The process resembles tumor growth in some ways. Once a cyst gets started, additional genetic hits and environmental factors can favor its survival and expansion. Individual cysts eventually pinch off from the tubule they originated in, becoming self-contained sacs that keep growing independently. Over time, a kidney that normally weighs about 150 grams can swell to several kilograms.
What Drives Cysts to Keep Growing
A hormone called vasopressin, which your body produces to concentrate urine and conserve water, plays a surprisingly central role in cyst growth. Vasopressin binds to receptors on cyst-lining cells and ramps up cAMP production, which accelerates both cell proliferation and fluid secretion into cysts. This is why staying well-hydrated is often recommended for people with PKD: suppressing vasopressin release may slow the cycle. It’s also the principle behind one of the main medications now used to manage the disease, which blocks vasopressin’s receptor.

==================================================

§ Exercise brief: Write out the part of the kidney cyst passage between "The process resembles" and "to several kilograms.", inclusive.

§ Dataset entries:
==================================================

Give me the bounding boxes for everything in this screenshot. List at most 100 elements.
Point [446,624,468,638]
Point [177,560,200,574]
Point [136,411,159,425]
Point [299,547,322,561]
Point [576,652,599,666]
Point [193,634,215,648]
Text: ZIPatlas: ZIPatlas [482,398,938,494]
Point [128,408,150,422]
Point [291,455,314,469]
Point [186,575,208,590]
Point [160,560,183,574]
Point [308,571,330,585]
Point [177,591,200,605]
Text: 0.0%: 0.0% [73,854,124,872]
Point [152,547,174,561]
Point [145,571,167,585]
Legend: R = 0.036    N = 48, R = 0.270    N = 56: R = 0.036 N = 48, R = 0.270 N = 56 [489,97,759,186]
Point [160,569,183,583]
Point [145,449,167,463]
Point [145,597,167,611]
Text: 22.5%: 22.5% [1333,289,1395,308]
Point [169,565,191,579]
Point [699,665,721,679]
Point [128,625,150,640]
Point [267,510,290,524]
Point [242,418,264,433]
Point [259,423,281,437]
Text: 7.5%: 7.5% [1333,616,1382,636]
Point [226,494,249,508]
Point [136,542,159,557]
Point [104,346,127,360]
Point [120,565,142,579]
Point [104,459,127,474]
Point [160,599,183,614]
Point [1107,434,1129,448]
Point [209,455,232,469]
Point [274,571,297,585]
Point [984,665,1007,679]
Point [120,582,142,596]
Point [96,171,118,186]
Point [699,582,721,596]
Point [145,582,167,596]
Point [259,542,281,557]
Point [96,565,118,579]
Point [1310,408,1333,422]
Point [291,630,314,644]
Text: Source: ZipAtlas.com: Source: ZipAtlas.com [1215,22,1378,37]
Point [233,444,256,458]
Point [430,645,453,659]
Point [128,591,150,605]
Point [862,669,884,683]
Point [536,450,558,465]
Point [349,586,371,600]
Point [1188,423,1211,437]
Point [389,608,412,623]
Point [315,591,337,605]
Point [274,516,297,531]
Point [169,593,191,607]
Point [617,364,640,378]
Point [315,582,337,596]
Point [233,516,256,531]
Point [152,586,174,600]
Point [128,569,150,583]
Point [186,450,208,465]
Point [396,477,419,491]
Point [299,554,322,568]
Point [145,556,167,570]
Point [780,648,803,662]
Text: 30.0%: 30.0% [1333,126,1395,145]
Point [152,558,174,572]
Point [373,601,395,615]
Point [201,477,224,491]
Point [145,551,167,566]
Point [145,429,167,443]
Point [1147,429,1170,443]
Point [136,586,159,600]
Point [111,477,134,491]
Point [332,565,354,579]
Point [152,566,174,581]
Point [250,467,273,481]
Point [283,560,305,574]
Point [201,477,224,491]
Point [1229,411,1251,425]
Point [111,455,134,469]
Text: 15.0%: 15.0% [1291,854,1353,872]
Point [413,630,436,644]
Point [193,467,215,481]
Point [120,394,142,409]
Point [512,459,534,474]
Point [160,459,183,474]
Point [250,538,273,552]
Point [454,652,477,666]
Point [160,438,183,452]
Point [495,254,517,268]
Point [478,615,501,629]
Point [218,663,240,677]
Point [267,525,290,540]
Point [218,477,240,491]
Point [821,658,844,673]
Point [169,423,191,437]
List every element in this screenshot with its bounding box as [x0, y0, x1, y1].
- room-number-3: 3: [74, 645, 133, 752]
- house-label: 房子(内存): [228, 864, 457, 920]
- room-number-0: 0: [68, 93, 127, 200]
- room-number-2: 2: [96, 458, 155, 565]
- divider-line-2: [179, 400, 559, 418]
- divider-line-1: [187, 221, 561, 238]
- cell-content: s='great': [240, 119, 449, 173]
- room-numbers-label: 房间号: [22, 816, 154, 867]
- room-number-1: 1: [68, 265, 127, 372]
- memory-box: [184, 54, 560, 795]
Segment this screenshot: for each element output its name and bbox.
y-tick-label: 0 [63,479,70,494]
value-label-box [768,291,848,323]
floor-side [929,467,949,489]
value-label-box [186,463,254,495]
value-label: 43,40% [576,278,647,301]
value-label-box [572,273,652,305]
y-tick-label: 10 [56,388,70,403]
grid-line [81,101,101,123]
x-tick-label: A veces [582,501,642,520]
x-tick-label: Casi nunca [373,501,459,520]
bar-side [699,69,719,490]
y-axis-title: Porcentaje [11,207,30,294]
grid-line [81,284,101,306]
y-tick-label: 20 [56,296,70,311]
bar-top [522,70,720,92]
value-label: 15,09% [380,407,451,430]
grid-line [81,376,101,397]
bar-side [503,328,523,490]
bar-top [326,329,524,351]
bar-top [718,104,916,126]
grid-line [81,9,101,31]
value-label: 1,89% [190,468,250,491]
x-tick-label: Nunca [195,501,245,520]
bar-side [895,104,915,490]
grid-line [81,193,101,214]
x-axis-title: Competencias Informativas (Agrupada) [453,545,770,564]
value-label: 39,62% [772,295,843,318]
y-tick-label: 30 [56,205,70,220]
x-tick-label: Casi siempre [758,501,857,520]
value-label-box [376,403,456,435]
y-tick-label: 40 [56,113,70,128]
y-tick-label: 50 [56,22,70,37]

==================================================

§ Answer section:
The process resembles tumor growth in some ways. Once a cyst gets started, additional genetic hits and environmental factors can favor its survival and expansion. Individual cysts eventually pinch off from the tubule they originated in, becoming self-contained sacs that keep growing independently. Over time, a kidney that normally weighs about 150 grams can swell to several kilograms.